## Start Input data

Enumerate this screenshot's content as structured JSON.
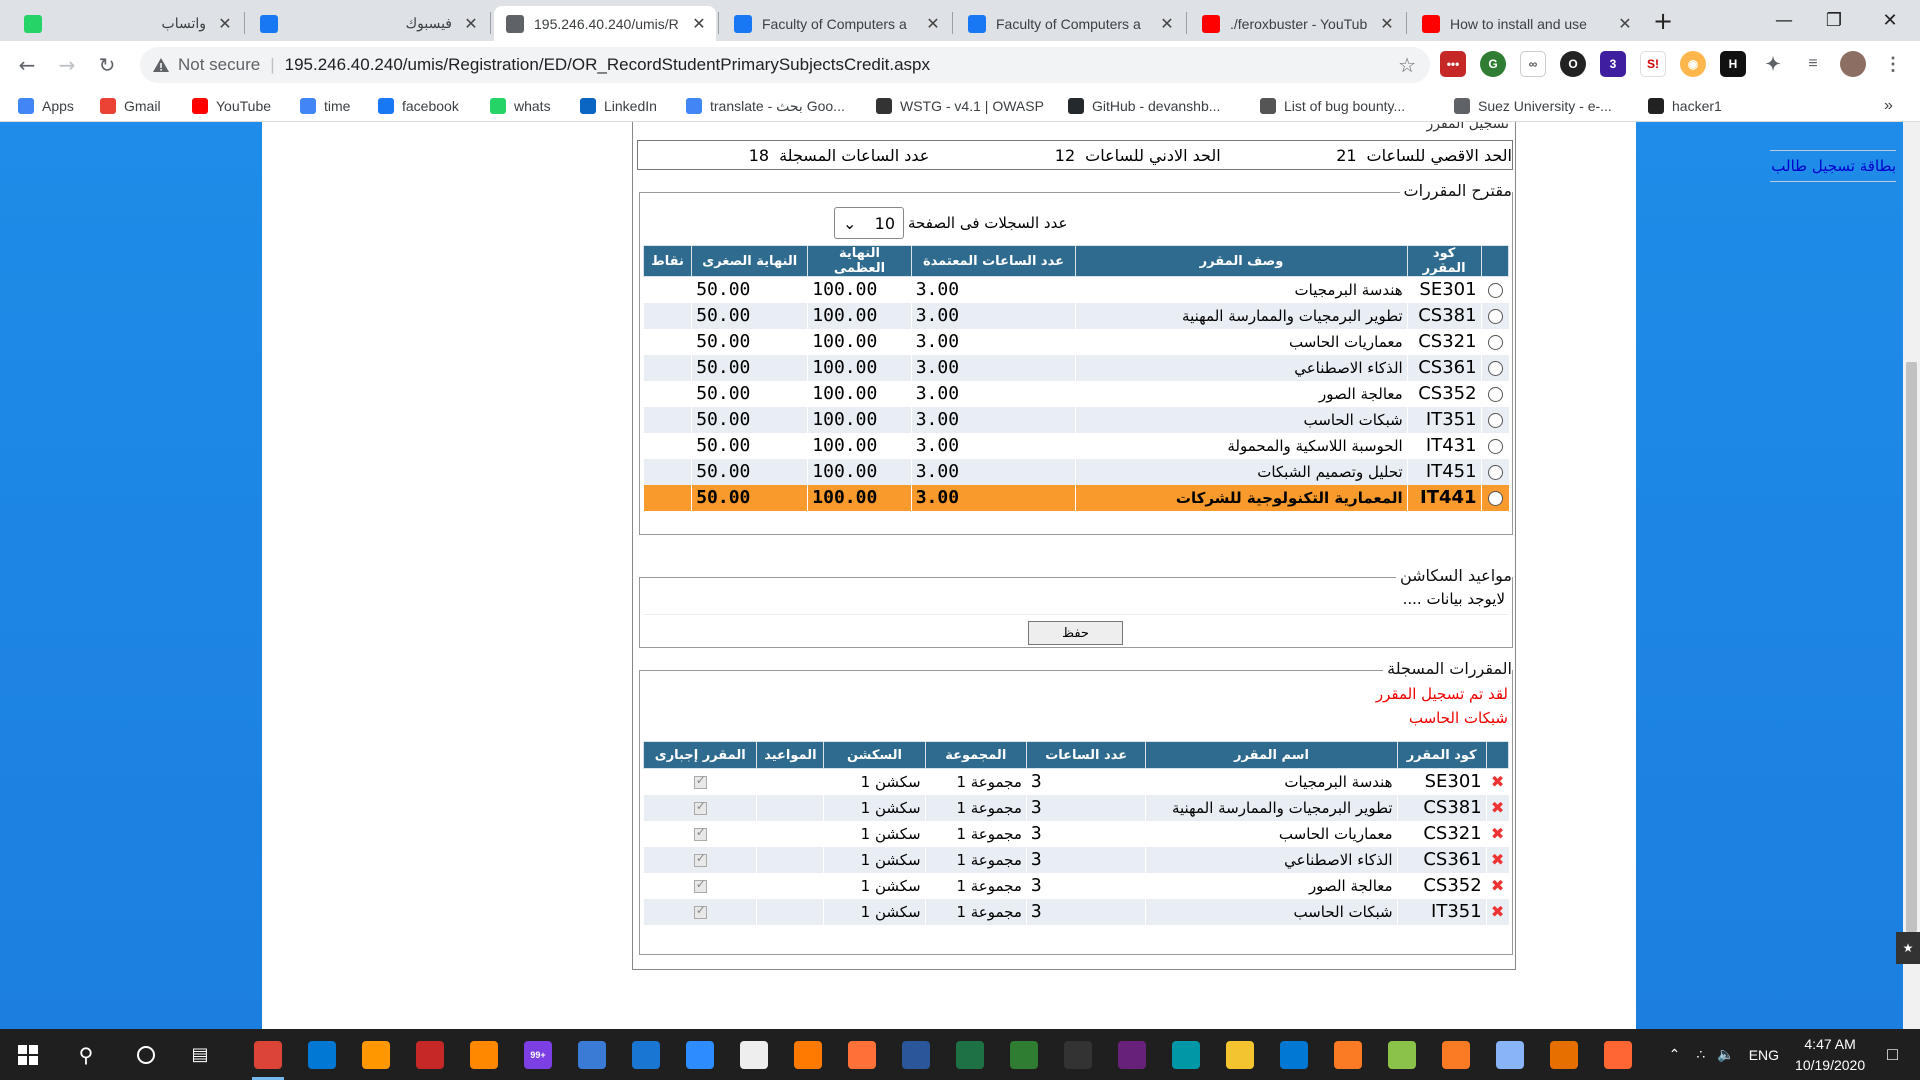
{
  "browser": {
    "tabs": [
      {
        "title": "واتساب",
        "rtl": true,
        "icon": "whatsapp-icon",
        "color": "#25d366"
      },
      {
        "title": "فيسبوك",
        "rtl": true,
        "icon": "facebook-icon",
        "color": "#1877f2"
      },
      {
        "title": "195.246.40.240/umis/R",
        "rtl": false,
        "icon": "globe-icon",
        "color": "#5f6368",
        "active": true
      },
      {
        "title": "Faculty of Computers a",
        "rtl": false,
        "icon": "facebook-icon",
        "color": "#1877f2"
      },
      {
        "title": "Faculty of Computers a",
        "rtl": false,
        "icon": "facebook-icon",
        "color": "#1877f2"
      },
      {
        "title": "./feroxbuster - YouTub",
        "rtl": false,
        "icon": "youtube-icon",
        "color": "#ff0000"
      },
      {
        "title": "How to install and use",
        "rtl": false,
        "icon": "youtube-icon",
        "color": "#ff0000"
      }
    ],
    "new_tab": "+",
    "address": {
      "security": "Not secure",
      "url": "195.246.40.240/umis/Registration/ED/OR_RecordStudentPrimarySubjectsCredit.aspx"
    },
    "bookmarks": [
      {
        "label": "Apps",
        "icon": "apps-icon",
        "color": "#4285f4"
      },
      {
        "label": "Gmail",
        "icon": "gmail-icon",
        "color": "#ea4335"
      },
      {
        "label": "YouTube",
        "icon": "youtube-icon",
        "color": "#ff0000"
      },
      {
        "label": "time",
        "icon": "google-icon",
        "color": "#4285f4"
      },
      {
        "label": "facebook",
        "icon": "facebook-icon",
        "color": "#1877f2"
      },
      {
        "label": "whats",
        "icon": "whatsapp-icon",
        "color": "#25d366"
      },
      {
        "label": "LinkedIn",
        "icon": "linkedin-icon",
        "color": "#0a66c2"
      },
      {
        "label": "translate - بحث Goo...",
        "icon": "google-icon",
        "color": "#4285f4"
      },
      {
        "label": "WSTG - v4.1 | OWASP",
        "icon": "owasp-icon",
        "color": "#333333"
      },
      {
        "label": "GitHub - devanshb...",
        "icon": "github-icon",
        "color": "#24292e"
      },
      {
        "label": "List of bug bounty...",
        "icon": "bug-icon",
        "color": "#555555"
      },
      {
        "label": "Suez University - e-...",
        "icon": "globe-icon",
        "color": "#5f6368"
      },
      {
        "label": "hacker1",
        "icon": "hackerone-icon",
        "color": "#222222"
      }
    ],
    "bookmarks_more": "»"
  },
  "page": {
    "side_link": "بطاقة تسجيل طالب",
    "top_cut": "تسجيل المقرر",
    "summary": [
      {
        "label": "الحد الاقصي للساعات",
        "value": "21"
      },
      {
        "label": "الحد الادني للساعات",
        "value": "12"
      },
      {
        "label": "عدد الساعات المسجلة",
        "value": "18"
      }
    ],
    "proposed": {
      "legend": "مقترح المقررات",
      "page_size_label": "عدد السجلات فى الصفحة",
      "page_size": "10",
      "headers": [
        "كود المقرر",
        "وصف المقرر",
        "عدد الساعات المعتمدة",
        "النهاية العظمى",
        "النهاية الصغرى",
        "نقاط"
      ],
      "rows": [
        {
          "code": "SE301",
          "desc": "هندسة البرمجيات",
          "hours": "3.00",
          "max": "100.00",
          "min": "50.00"
        },
        {
          "code": "CS381",
          "desc": "تطوير البرمجيات والممارسة المهنية",
          "hours": "3.00",
          "max": "100.00",
          "min": "50.00"
        },
        {
          "code": "CS321",
          "desc": "معماريات الحاسب",
          "hours": "3.00",
          "max": "100.00",
          "min": "50.00"
        },
        {
          "code": "CS361",
          "desc": "الذكاء الاصطناعي",
          "hours": "3.00",
          "max": "100.00",
          "min": "50.00"
        },
        {
          "code": "CS352",
          "desc": "معالجة الصور",
          "hours": "3.00",
          "max": "100.00",
          "min": "50.00"
        },
        {
          "code": "IT351",
          "desc": "شبكات الحاسب",
          "hours": "3.00",
          "max": "100.00",
          "min": "50.00"
        },
        {
          "code": "IT431",
          "desc": "الحوسبة اللاسكية والمحمولة",
          "hours": "3.00",
          "max": "100.00",
          "min": "50.00"
        },
        {
          "code": "IT451",
          "desc": "تحليل وتصميم الشبكات",
          "hours": "3.00",
          "max": "100.00",
          "min": "50.00"
        },
        {
          "code": "IT441",
          "desc": "المعمارية التكنولوجية للشركات",
          "hours": "3.00",
          "max": "100.00",
          "min": "50.00",
          "selected": true
        }
      ],
      "highlight_color": "#f89a2c"
    },
    "sections": {
      "legend": "مواعيد السكاشن",
      "empty_text": "لايوجد بيانات ....",
      "save_label": "حفظ"
    },
    "registered": {
      "legend": "المقررات المسجلة",
      "message": "لقد تم تسجيل المقرر",
      "message_course": "شبكات الحاسب",
      "headers": [
        "كود المقرر",
        "اسم المقرر",
        "عدد الساعات",
        "المجموعة",
        "السكشن",
        "المواعيد",
        "المقرر إجبارى"
      ],
      "rows": [
        {
          "code": "SE301",
          "name": "هندسة البرمجيات",
          "hours": "3",
          "group": "مجموعة 1",
          "section": "سكشن 1"
        },
        {
          "code": "CS381",
          "name": "تطوير البرمجيات والممارسة المهنية",
          "hours": "3",
          "group": "مجموعة 1",
          "section": "سكشن 1"
        },
        {
          "code": "CS321",
          "name": "معماريات الحاسب",
          "hours": "3",
          "group": "مجموعة 1",
          "section": "سكشن 1"
        },
        {
          "code": "CS361",
          "name": "الذكاء الاصطناعي",
          "hours": "3",
          "group": "مجموعة 1",
          "section": "سكشن 1"
        },
        {
          "code": "CS352",
          "name": "معالجة الصور",
          "hours": "3",
          "group": "مجموعة 1",
          "section": "سكشن 1"
        },
        {
          "code": "IT351",
          "name": "شبكات الحاسب",
          "hours": "3",
          "group": "مجموعة 1",
          "section": "سكشن 1"
        }
      ]
    }
  },
  "taskbar": {
    "apps": [
      {
        "icon": "chrome-icon",
        "color": "#db4437",
        "open": true
      },
      {
        "icon": "vscode-icon",
        "color": "#0078d4"
      },
      {
        "icon": "sublime-icon",
        "color": "#ff9800"
      },
      {
        "icon": "cherry-icon",
        "color": "#c62828"
      },
      {
        "icon": "vlc-icon",
        "color": "#ff8800"
      },
      {
        "icon": "badge-app-icon",
        "color": "#7b3fe4",
        "badge": "99+"
      },
      {
        "icon": "folder-app-icon",
        "color": "#3a7bd5"
      },
      {
        "icon": "cube-icon",
        "color": "#1976d2"
      },
      {
        "icon": "zoom-icon",
        "color": "#2d8cff"
      },
      {
        "icon": "document-icon",
        "color": "#eeeeee"
      },
      {
        "icon": "g-app-icon",
        "color": "#ff7a00"
      },
      {
        "icon": "firefox-icon",
        "color": "#ff7139"
      },
      {
        "icon": "word-icon",
        "color": "#2b579a"
      },
      {
        "icon": "sheets-icon",
        "color": "#1e7145"
      },
      {
        "icon": "globe-app-icon",
        "color": "#2e7d32"
      },
      {
        "icon": "terminal-icon",
        "color": "#333333"
      },
      {
        "icon": "visual-studio-icon",
        "color": "#68217a"
      },
      {
        "icon": "network-icon",
        "color": "#0097a7"
      },
      {
        "icon": "file-explorer-icon",
        "color": "#f4c430"
      },
      {
        "icon": "mail-icon",
        "color": "#0078d4"
      },
      {
        "icon": "xampp-icon",
        "color": "#fb7a24"
      },
      {
        "icon": "tools-icon",
        "color": "#8bc34a"
      },
      {
        "icon": "xampp-icon",
        "color": "#fb7a24"
      },
      {
        "icon": "drive-icon",
        "color": "#8ab4f8"
      },
      {
        "icon": "java-icon",
        "color": "#e76f00"
      },
      {
        "icon": "burp-icon",
        "color": "#ff6633"
      }
    ],
    "language": "ENG",
    "time": "4:47 AM",
    "date": "10/19/2020"
  }
}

## End Input data

* Work to be completed: Check each line above for the word "الحد" and copy the ones that have it.

* Full output:
        "label": "الحد الاقصي للساعات",
        "label": "الحد الادني للساعات",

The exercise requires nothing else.